⟨

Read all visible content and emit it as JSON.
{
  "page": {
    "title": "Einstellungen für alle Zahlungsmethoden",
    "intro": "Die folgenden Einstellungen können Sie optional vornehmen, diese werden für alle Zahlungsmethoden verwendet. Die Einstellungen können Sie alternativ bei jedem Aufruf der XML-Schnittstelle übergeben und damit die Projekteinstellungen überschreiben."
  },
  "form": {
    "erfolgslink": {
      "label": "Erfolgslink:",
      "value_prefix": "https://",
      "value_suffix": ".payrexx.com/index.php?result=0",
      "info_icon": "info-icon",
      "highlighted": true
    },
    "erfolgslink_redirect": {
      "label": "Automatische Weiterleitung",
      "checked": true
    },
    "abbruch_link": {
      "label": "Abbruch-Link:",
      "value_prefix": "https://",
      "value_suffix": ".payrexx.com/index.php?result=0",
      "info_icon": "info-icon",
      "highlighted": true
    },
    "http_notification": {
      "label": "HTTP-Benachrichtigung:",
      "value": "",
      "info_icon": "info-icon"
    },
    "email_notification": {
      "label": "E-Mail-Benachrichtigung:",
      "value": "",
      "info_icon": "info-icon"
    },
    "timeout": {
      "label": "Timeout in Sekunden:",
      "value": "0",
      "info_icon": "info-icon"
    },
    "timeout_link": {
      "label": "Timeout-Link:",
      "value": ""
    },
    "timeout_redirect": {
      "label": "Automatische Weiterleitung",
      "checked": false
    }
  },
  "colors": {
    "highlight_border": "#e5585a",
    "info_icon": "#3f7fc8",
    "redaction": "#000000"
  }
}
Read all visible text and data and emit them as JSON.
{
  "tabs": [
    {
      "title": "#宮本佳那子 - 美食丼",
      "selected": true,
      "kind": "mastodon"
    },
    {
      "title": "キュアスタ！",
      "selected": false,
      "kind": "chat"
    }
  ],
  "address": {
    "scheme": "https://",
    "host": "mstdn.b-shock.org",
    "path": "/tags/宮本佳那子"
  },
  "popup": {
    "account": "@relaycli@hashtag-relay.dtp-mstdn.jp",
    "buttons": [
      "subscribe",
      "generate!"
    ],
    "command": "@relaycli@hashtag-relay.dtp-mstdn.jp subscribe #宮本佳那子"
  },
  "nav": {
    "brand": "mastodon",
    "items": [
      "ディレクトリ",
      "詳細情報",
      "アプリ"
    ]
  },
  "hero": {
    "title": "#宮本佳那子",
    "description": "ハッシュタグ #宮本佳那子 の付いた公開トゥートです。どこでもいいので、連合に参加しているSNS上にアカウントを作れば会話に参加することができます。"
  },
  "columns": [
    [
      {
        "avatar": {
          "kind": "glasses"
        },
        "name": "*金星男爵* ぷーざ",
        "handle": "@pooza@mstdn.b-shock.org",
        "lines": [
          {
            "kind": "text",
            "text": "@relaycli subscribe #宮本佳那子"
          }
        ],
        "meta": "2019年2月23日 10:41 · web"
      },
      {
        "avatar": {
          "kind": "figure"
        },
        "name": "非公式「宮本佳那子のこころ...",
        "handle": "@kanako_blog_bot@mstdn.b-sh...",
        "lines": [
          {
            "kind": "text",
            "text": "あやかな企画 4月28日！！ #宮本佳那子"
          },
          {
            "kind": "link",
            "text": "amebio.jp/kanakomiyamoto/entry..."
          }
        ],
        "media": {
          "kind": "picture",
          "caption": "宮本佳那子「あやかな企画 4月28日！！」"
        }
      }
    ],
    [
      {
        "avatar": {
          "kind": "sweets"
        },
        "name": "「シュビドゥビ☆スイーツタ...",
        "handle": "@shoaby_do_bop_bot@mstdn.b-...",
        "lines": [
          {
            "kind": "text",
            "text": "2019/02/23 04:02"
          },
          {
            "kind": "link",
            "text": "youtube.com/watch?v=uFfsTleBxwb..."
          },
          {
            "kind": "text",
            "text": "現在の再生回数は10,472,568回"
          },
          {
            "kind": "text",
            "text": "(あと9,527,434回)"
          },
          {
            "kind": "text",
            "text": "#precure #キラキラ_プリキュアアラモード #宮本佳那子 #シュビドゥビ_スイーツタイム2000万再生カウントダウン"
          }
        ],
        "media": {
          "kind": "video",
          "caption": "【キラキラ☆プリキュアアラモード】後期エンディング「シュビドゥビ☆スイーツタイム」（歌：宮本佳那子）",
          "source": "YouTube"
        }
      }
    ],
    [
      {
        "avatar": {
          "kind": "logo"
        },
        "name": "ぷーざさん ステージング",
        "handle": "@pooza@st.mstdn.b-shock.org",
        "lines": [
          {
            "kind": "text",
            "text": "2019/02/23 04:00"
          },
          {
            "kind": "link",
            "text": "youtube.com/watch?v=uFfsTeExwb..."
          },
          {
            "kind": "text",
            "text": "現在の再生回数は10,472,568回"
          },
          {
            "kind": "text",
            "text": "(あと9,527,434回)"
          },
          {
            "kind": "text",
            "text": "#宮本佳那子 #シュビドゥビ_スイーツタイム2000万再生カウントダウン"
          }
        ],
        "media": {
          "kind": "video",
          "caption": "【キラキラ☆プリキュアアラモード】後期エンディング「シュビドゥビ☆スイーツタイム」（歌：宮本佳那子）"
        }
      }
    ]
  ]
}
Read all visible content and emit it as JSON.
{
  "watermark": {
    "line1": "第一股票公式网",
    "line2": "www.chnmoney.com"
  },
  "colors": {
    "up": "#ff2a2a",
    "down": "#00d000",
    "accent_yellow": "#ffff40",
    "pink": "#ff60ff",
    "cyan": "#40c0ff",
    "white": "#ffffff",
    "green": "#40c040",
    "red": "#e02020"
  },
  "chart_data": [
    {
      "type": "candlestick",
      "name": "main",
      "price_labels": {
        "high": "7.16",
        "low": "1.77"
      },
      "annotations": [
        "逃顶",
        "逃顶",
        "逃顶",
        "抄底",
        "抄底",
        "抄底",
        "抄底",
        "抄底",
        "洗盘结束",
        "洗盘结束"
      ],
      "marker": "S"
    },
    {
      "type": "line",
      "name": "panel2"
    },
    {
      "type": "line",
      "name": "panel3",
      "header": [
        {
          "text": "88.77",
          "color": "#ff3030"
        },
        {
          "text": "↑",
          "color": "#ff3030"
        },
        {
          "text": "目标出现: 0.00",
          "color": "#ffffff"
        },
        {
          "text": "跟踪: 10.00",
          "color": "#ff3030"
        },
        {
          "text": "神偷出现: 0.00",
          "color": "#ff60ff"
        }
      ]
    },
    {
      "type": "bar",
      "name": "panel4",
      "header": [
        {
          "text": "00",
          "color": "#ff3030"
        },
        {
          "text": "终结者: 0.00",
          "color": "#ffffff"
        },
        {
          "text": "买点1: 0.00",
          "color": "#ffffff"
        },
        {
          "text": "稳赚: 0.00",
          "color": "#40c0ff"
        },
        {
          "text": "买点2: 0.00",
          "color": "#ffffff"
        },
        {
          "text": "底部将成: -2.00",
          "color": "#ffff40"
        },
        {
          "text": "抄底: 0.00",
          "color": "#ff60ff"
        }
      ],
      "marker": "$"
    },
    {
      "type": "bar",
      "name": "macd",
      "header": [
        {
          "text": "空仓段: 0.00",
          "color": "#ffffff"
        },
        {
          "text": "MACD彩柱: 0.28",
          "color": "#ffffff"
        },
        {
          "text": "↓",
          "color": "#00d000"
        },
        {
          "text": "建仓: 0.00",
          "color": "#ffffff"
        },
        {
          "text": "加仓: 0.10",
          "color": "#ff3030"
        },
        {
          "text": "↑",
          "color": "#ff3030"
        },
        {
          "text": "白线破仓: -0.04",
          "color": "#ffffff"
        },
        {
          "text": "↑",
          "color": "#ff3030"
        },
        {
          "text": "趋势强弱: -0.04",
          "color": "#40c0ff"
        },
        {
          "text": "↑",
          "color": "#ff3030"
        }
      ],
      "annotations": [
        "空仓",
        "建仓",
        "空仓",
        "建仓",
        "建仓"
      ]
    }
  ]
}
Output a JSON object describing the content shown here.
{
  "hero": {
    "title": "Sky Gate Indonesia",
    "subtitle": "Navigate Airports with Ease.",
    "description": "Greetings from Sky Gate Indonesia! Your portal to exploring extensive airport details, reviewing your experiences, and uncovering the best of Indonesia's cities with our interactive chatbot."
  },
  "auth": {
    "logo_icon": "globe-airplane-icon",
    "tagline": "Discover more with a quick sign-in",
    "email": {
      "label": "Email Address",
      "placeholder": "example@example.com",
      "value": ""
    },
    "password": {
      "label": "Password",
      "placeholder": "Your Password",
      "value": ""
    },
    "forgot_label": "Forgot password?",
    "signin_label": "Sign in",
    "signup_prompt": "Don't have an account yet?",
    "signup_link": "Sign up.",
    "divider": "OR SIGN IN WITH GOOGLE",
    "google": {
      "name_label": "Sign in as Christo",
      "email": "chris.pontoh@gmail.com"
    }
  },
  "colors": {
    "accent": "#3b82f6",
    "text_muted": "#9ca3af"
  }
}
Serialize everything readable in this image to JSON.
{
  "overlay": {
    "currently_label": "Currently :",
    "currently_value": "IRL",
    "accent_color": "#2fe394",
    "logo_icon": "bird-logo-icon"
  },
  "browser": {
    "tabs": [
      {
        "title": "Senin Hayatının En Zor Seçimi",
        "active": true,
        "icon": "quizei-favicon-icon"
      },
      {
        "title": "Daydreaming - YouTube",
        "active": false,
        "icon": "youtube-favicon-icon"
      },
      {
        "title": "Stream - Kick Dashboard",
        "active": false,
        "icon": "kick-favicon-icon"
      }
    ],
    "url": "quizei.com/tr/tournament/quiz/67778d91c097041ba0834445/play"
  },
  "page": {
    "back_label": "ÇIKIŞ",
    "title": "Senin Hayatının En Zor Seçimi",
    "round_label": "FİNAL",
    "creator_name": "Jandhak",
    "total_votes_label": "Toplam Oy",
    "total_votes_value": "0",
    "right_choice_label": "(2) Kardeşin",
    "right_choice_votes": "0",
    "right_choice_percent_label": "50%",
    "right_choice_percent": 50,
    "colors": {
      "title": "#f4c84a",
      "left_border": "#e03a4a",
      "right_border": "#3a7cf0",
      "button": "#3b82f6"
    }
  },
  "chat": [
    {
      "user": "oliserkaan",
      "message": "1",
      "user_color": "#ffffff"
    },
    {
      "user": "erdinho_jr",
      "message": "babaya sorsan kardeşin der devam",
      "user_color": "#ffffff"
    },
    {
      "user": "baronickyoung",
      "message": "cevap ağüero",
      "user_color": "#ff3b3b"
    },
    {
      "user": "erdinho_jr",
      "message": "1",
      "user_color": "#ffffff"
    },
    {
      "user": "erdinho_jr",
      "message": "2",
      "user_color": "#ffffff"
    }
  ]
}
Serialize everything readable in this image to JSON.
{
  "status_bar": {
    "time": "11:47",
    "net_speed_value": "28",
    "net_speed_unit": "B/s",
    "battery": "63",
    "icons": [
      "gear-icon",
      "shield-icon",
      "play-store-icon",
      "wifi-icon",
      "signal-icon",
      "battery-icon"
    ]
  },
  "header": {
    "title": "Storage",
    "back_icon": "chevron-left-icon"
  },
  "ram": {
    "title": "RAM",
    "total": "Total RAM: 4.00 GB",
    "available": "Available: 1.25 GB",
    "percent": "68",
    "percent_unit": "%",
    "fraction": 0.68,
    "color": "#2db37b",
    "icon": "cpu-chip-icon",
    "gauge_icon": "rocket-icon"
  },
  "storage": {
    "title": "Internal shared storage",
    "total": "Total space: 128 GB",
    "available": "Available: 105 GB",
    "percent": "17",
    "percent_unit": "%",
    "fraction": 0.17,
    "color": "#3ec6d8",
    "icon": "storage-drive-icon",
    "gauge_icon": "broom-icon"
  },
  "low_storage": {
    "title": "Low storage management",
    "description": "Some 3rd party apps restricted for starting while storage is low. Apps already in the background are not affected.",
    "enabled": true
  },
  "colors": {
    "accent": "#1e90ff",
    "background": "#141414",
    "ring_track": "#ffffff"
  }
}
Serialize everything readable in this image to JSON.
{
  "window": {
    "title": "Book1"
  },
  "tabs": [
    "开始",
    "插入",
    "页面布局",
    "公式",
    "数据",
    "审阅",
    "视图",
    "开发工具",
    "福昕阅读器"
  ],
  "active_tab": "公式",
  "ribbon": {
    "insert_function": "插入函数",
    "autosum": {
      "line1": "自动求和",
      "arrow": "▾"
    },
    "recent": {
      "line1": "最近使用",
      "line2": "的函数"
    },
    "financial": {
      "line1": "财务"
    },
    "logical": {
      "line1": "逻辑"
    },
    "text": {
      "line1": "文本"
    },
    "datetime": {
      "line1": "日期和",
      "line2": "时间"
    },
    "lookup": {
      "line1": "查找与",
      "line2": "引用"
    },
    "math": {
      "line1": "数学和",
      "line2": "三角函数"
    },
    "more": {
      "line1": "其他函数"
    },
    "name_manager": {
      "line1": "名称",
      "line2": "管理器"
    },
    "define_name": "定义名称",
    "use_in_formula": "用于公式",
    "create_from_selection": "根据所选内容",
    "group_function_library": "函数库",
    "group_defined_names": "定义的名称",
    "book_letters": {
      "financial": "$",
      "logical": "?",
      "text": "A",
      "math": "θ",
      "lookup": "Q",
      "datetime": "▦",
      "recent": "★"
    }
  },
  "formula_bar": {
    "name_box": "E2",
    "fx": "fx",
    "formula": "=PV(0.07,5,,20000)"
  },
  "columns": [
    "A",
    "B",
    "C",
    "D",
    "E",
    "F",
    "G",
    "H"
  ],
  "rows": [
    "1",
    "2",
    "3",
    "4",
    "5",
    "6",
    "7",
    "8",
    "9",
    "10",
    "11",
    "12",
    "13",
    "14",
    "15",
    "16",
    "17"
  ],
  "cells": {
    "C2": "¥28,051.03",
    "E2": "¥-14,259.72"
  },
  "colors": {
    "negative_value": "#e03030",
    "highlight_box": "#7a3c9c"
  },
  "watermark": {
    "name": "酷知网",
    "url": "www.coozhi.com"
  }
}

⟩

GOAL:
Each line that holds the word "placeholder" is to be copied.

EXERCISE OUTPUT:
      "placeholder": "example@example.com",
      "placeholder": "Your Password",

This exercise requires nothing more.